■ WORK REQUIRED: Find the line that contains "Read out every word on this page." in the entries below. Output it and each later line exactly, and nothing else.

[Collection entries]
--------
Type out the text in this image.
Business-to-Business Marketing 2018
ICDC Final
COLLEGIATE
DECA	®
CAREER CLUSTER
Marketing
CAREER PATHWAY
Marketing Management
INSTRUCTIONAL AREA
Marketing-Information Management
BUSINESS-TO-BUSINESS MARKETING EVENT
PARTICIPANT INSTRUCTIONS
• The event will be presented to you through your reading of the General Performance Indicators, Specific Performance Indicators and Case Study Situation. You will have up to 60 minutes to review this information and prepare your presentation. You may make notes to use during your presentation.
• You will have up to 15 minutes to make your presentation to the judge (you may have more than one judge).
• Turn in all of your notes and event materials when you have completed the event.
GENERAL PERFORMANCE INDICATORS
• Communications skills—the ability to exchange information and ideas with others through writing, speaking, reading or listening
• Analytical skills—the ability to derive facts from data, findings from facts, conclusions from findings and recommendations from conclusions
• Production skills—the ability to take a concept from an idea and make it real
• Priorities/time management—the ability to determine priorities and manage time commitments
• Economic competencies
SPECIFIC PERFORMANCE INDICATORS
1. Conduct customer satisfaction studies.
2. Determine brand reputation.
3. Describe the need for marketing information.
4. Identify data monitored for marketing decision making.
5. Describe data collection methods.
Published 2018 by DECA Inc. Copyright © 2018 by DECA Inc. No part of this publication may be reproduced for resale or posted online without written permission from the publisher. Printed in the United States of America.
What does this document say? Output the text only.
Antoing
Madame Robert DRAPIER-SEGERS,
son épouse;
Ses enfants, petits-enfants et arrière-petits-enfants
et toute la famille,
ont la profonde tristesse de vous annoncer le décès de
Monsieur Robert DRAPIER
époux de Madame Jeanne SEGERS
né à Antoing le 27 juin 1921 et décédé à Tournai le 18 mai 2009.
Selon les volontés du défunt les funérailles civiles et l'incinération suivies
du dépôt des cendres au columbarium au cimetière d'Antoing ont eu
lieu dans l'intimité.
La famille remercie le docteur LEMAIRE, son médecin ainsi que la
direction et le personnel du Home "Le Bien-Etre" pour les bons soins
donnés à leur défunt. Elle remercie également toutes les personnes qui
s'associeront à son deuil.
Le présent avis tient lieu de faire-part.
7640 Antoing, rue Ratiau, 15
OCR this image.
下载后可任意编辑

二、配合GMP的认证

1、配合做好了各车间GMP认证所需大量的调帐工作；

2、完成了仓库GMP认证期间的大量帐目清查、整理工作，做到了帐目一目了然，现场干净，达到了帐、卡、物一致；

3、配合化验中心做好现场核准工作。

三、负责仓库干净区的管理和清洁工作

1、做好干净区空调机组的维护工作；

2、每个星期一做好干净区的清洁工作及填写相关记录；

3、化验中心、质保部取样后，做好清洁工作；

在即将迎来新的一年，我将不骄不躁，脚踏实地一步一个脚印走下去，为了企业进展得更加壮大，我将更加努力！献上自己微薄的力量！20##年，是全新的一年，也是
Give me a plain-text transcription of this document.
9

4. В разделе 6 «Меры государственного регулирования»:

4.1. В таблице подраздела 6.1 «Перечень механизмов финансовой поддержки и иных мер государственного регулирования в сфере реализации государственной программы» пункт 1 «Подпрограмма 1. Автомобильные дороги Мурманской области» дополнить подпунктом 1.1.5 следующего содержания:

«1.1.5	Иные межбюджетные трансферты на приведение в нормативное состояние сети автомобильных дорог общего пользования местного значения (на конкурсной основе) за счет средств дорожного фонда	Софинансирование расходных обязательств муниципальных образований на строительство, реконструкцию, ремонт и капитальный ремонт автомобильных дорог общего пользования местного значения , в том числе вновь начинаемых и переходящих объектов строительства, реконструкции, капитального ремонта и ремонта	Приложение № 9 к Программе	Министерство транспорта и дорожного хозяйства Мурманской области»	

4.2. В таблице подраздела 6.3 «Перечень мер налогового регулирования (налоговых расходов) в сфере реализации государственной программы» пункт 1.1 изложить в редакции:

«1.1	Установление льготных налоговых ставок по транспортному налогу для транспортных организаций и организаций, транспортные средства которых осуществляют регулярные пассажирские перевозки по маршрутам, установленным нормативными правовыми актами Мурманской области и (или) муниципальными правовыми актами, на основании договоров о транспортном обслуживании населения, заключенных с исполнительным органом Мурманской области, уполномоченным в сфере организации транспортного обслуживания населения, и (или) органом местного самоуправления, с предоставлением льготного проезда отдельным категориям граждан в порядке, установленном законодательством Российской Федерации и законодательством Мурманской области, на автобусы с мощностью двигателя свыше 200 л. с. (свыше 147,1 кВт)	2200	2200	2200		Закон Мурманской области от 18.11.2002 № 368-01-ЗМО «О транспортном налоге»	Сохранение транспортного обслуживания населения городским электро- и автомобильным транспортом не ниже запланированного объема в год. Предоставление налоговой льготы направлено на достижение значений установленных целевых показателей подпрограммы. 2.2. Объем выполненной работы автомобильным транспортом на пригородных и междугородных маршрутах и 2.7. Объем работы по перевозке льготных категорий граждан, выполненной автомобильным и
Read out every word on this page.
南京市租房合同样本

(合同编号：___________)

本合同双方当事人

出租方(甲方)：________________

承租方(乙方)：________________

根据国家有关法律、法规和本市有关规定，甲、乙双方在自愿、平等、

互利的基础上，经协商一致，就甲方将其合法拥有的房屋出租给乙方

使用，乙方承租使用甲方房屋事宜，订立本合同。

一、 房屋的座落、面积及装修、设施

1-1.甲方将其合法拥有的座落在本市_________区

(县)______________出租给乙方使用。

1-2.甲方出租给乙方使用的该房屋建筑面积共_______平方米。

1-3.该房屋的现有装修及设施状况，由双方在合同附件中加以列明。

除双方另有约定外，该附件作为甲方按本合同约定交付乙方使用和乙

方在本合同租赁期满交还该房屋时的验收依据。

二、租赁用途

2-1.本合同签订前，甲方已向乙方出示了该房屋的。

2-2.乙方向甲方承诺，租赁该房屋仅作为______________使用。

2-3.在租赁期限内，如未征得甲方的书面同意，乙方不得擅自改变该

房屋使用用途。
--------
■ TASK ANSWER:
Read out every word on this page.
南京市租房合同样本

(合同编号：___________)

本合同双方当事人

出租方(甲方)：________________

承租方(乙方)：________________

根据国家有关法律、法规和本市有关规定，甲、乙双方在自愿、平等、

互利的基础上，经协商一致，就甲方将其合法拥有的房屋出租给乙方

使用，乙方承租使用甲方房屋事宜，订立本合同。

一、 房屋的座落、面积及装修、设施

1-1.甲方将其合法拥有的座落在本市_________区

(县)______________出租给乙方使用。

1-2.甲方出租给乙方使用的该房屋建筑面积共_______平方米。

1-3.该房屋的现有装修及设施状况，由双方在合同附件中加以列明。

除双方另有约定外，该附件作为甲方按本合同约定交付乙方使用和乙

方在本合同租赁期满交还该房屋时的验收依据。

二、租赁用途

2-1.本合同签订前，甲方已向乙方出示了该房屋的。

2-2.乙方向甲方承诺，租赁该房屋仅作为______________使用。

2-3.在租赁期限内，如未征得甲方的书面同意，乙方不得擅自改变该

房屋使用用途。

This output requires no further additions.